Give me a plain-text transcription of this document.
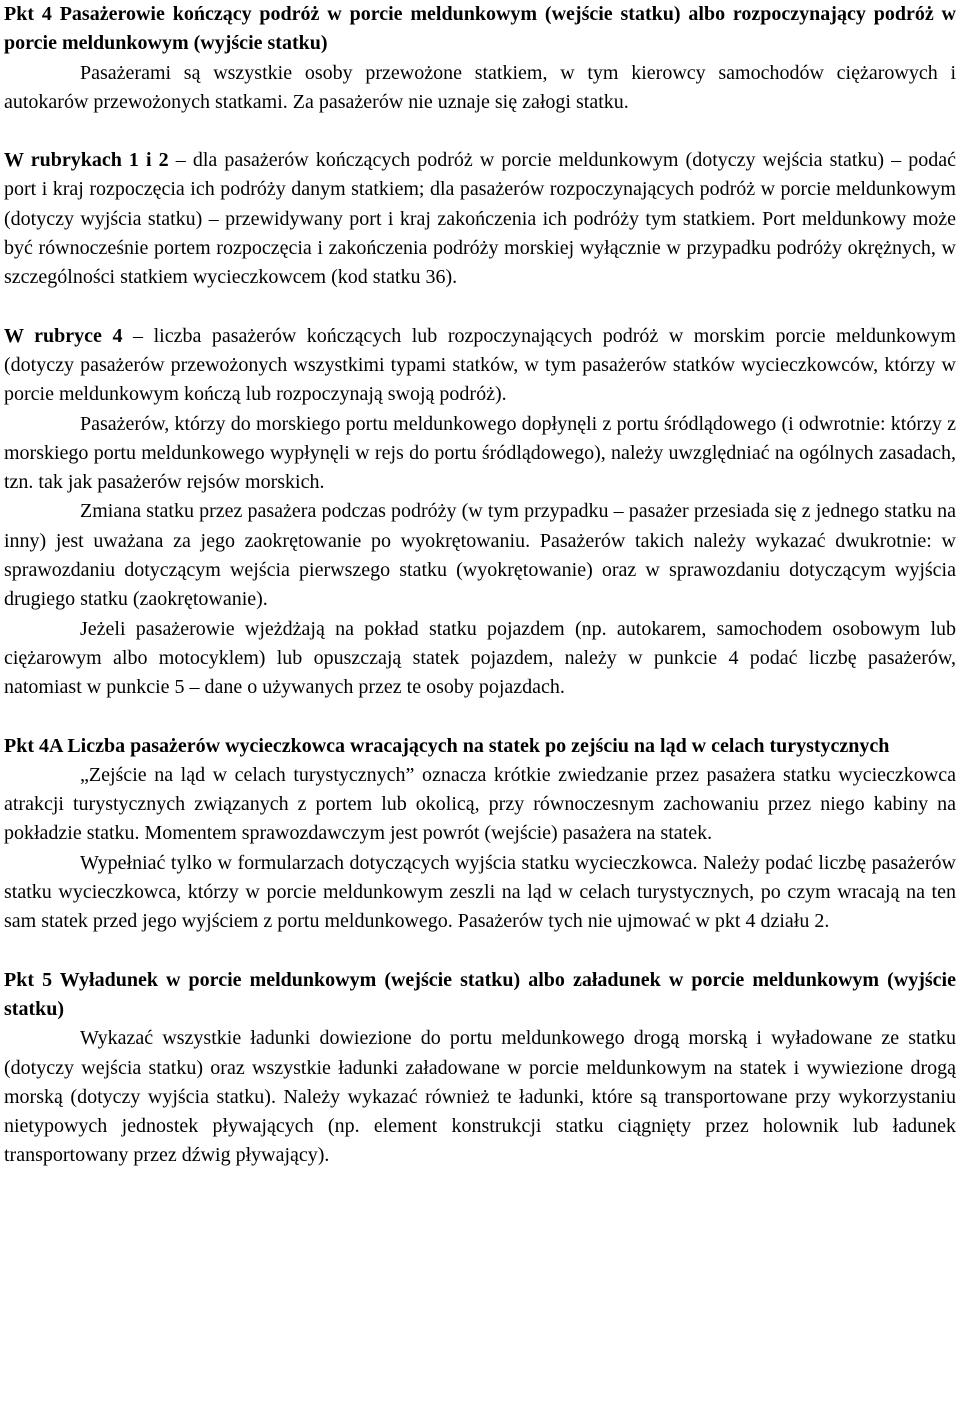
Pkt 4 Pasażerowie kończący podróż w porcie meldunkowym (wejście statku) albo rozpoczynający podróż w porcie meldunkowym (wyjście statku)

Pasażerami są wszystkie osoby przewożone statkiem, w tym kierowcy samochodów ciężarowych i autokarów przewożonych statkami. Za pasażerów nie uznaje się załogi statku.

W rubrykach 1 i 2 – dla pasażerów kończących podróż w porcie meldunkowym (dotyczy wejścia statku) – podać port i kraj rozpoczęcia ich podróży danym statkiem; dla pasażerów rozpoczynających podróż w porcie meldunkowym (dotyczy wyjścia statku) – przewidywany port i kraj zakończenia ich podróży tym statkiem. Port meldunkowy może być równocześnie portem rozpoczęcia i zakończenia podróży morskiej wyłącznie w przypadku podróży okrężnych, w szczególności statkiem wycieczkowcem (kod statku 36).

W rubryce 4 – liczba pasażerów kończących lub rozpoczynających podróż w morskim porcie meldunkowym (dotyczy pasażerów przewożonych wszystkimi typami statków, w tym pasażerów statków wycieczkowców, którzy w porcie meldunkowym kończą lub rozpoczynają swoją podróż).

Pasażerów, którzy do morskiego portu meldunkowego dopłynęli z portu śródlądowego (i odwrotnie: którzy z morskiego portu meldunkowego wypłynęli w rejs do portu śródlądowego), należy uwzględniać na ogólnych zasadach, tzn. tak jak pasażerów rejsów morskich.

Zmiana statku przez pasażera podczas podróży (w tym przypadku – pasażer przesiada się z jednego statku na inny) jest uważana za jego zaokrętowanie po wyokrętowaniu. Pasażerów takich należy wykazać dwukrotnie: w sprawozdaniu dotyczącym wejścia pierwszego statku (wyokrętowanie) oraz w sprawozdaniu dotyczącym wyjścia drugiego statku (zaokrętowanie).

Jeżeli pasażerowie wjeżdżają na pokład statku pojazdem (np. autokarem, samochodem osobowym lub ciężarowym albo motocyklem) lub opuszczają statek pojazdem, należy w punkcie 4 podać liczbę pasażerów, natomiast w punkcie 5 – dane o używanych przez te osoby pojazdach.

Pkt 4A Liczba pasażerów wycieczkowca wracających na statek po zejściu na ląd w celach turystycznych

„Zejście na ląd w celach turystycznych” oznacza krótkie zwiedzanie przez pasażera statku wycieczkowca atrakcji turystycznych związanych z portem lub okolicą, przy równoczesnym zachowaniu przez niego kabiny na pokładzie statku. Momentem sprawozdawczym jest powrót (wejście) pasażera na statek.

Wypełniać tylko w formularzach dotyczących wyjścia statku wycieczkowca. Należy podać liczbę pasażerów statku wycieczkowca, którzy w porcie meldunkowym zeszli na ląd w celach turystycznych, po czym wracają na ten sam statek przed jego wyjściem z portu meldunkowego. Pasażerów tych nie ujmować w pkt 4 działu 2.

Pkt 5 Wyładunek w porcie meldunkowym (wejście statku) albo załadunek w porcie meldunkowym (wyjście statku)

Wykazać wszystkie ładunki dowiezione do portu meldunkowego drogą morską i wyładowane ze statku (dotyczy wejścia statku) oraz wszystkie ładunki załadowane w porcie meldunkowym na statek i wywiezione drogą morską (dotyczy wyjścia statku). Należy wykazać również te ładunki, które są transportowane przy wykorzystaniu nietypowych jednostek pływających (np. element konstrukcji statku ciągnięty przez holownik lub ładunek transportowany przez dźwig pływający).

***

Task statement: Omit every picture while copying the listing above exactly.

Response to the exercise:
Give me a plain-text transcription of this document.
Pkt 4 Pasażerowie kończący podróż w porcie meldunkowym (wejście statku) albo rozpoczynający podróż w porcie meldunkowym (wyjście statku)

Pasażerami są wszystkie osoby przewożone statkiem, w tym kierowcy samochodów ciężarowych i autokarów przewożonych statkami. Za pasażerów nie uznaje się załogi statku.

W rubrykach 1 i 2 – dla pasażerów kończących podróż w porcie meldunkowym (dotyczy wejścia statku) – podać port i kraj rozpoczęcia ich podróży danym statkiem; dla pasażerów rozpoczynających podróż w porcie meldunkowym (dotyczy wyjścia statku) – przewidywany port i kraj zakończenia ich podróży tym statkiem. Port meldunkowy może być równocześnie portem rozpoczęcia i zakończenia podróży morskiej wyłącznie w przypadku podróży okrężnych, w szczególności statkiem wycieczkowcem (kod statku 36).

W rubryce 4 – liczba pasażerów kończących lub rozpoczynających podróż w morskim porcie meldunkowym (dotyczy pasażerów przewożonych wszystkimi typami statków, w tym pasażerów statków wycieczkowców, którzy w porcie meldunkowym kończą lub rozpoczynają swoją podróż).

Pasażerów, którzy do morskiego portu meldunkowego dopłynęli z portu śródlądowego (i odwrotnie: którzy z morskiego portu meldunkowego wypłynęli w rejs do portu śródlądowego), należy uwzględniać na ogólnych zasadach, tzn. tak jak pasażerów rejsów morskich.

Zmiana statku przez pasażera podczas podróży (w tym przypadku – pasażer przesiada się z jednego statku na inny) jest uważana za jego zaokrętowanie po wyokrętowaniu. Pasażerów takich należy wykazać dwukrotnie: w sprawozdaniu dotyczącym wejścia pierwszego statku (wyokrętowanie) oraz w sprawozdaniu dotyczącym wyjścia drugiego statku (zaokrętowanie).

Jeżeli pasażerowie wjeżdżają na pokład statku pojazdem (np. autokarem, samochodem osobowym lub ciężarowym albo motocyklem) lub opuszczają statek pojazdem, należy w punkcie 4 podać liczbę pasażerów, natomiast w punkcie 5 – dane o używanych przez te osoby pojazdach.

Pkt 4A Liczba pasażerów wycieczkowca wracających na statek po zejściu na ląd w celach turystycznych

„Zejście na ląd w celach turystycznych” oznacza krótkie zwiedzanie przez pasażera statku wycieczkowca atrakcji turystycznych związanych z portem lub okolicą, przy równoczesnym zachowaniu przez niego kabiny na pokładzie statku. Momentem sprawozdawczym jest powrót (wejście) pasażera na statek.

Wypełniać tylko w formularzach dotyczących wyjścia statku wycieczkowca. Należy podać liczbę pasażerów statku wycieczkowca, którzy w porcie meldunkowym zeszli na ląd w celach turystycznych, po czym wracają na ten sam statek przed jego wyjściem z portu meldunkowego. Pasażerów tych nie ujmować w pkt 4 działu 2.

Pkt 5 Wyładunek w porcie meldunkowym (wejście statku) albo załadunek w porcie meldunkowym (wyjście statku)

Wykazać wszystkie ładunki dowiezione do portu meldunkowego drogą morską i wyładowane ze statku (dotyczy wejścia statku) oraz wszystkie ładunki załadowane w porcie meldunkowym na statek i wywiezione drogą morską (dotyczy wyjścia statku). Należy wykazać również te ładunki, które są transportowane przy wykorzystaniu nietypowych jednostek pływających (np. element konstrukcji statku ciągnięty przez holownik lub ładunek transportowany przez dźwig pływający).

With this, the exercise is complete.